--- begin Listed records ---
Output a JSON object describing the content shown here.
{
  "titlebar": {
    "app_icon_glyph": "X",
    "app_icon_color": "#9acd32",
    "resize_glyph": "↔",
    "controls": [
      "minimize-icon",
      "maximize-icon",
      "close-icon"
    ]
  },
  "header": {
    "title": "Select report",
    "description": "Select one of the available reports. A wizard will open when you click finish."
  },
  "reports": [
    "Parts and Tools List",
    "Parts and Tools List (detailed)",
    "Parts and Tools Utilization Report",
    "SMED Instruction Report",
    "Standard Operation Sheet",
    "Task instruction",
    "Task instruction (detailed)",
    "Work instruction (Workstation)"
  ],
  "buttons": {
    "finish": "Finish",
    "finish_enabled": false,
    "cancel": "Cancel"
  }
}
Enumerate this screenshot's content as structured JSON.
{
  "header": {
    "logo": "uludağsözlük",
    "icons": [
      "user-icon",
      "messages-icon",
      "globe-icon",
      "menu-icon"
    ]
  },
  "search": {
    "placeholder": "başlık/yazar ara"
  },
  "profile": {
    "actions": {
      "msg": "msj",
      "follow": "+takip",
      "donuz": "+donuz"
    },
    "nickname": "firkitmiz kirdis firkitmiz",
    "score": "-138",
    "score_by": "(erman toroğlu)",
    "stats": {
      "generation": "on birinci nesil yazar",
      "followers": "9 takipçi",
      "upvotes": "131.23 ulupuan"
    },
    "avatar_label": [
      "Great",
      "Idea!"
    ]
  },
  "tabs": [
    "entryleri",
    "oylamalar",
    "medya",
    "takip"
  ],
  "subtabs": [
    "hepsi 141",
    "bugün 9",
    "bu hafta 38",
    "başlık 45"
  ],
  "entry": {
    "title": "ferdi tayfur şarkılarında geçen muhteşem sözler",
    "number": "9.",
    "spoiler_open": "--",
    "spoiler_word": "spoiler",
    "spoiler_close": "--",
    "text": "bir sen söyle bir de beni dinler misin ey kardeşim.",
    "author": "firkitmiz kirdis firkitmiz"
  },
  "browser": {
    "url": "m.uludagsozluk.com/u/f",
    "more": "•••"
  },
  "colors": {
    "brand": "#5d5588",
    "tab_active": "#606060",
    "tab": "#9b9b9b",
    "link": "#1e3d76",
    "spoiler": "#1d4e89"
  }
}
--- end Listed records ---
**Written task:** Make an exact copy of all the data.

**Result of the task:**
Output a JSON object describing the content shown here.
{
  "titlebar": {
    "app_icon_glyph": "X",
    "app_icon_color": "#9acd32",
    "resize_glyph": "↔",
    "controls": [
      "minimize-icon",
      "maximize-icon",
      "close-icon"
    ]
  },
  "header": {
    "title": "Select report",
    "description": "Select one of the available reports. A wizard will open when you click finish."
  },
  "reports": [
    "Parts and Tools List",
    "Parts and Tools List (detailed)",
    "Parts and Tools Utilization Report",
    "SMED Instruction Report",
    "Standard Operation Sheet",
    "Task instruction",
    "Task instruction (detailed)",
    "Work instruction (Workstation)"
  ],
  "buttons": {
    "finish": "Finish",
    "finish_enabled": false,
    "cancel": "Cancel"
  }
}
Enumerate this screenshot's content as structured JSON.
{
  "header": {
    "logo": "uludağsözlük",
    "icons": [
      "user-icon",
      "messages-icon",
      "globe-icon",
      "menu-icon"
    ]
  },
  "search": {
    "placeholder": "başlık/yazar ara"
  },
  "profile": {
    "actions": {
      "msg": "msj",
      "follow": "+takip",
      "donuz": "+donuz"
    },
    "nickname": "firkitmiz kirdis firkitmiz",
    "score": "-138",
    "score_by": "(erman toroğlu)",
    "stats": {
      "generation": "on birinci nesil yazar",
      "followers": "9 takipçi",
      "upvotes": "131.23 ulupuan"
    },
    "avatar_label": [
      "Great",
      "Idea!"
    ]
  },
  "tabs": [
    "entryleri",
    "oylamalar",
    "medya",
    "takip"
  ],
  "subtabs": [
    "hepsi 141",
    "bugün 9",
    "bu hafta 38",
    "başlık 45"
  ],
  "entry": {
    "title": "ferdi tayfur şarkılarında geçen muhteşem sözler",
    "number": "9.",
    "spoiler_open": "--",
    "spoiler_word": "spoiler",
    "spoiler_close": "--",
    "text": "bir sen söyle bir de beni dinler misin ey kardeşim.",
    "author": "firkitmiz kirdis firkitmiz"
  },
  "browser": {
    "url": "m.uludagsozluk.com/u/f",
    "more": "•••"
  },
  "colors": {
    "brand": "#5d5588",
    "tab_active": "#606060",
    "tab": "#9b9b9b",
    "link": "#1e3d76",
    "spoiler": "#1d4e89"
  }
}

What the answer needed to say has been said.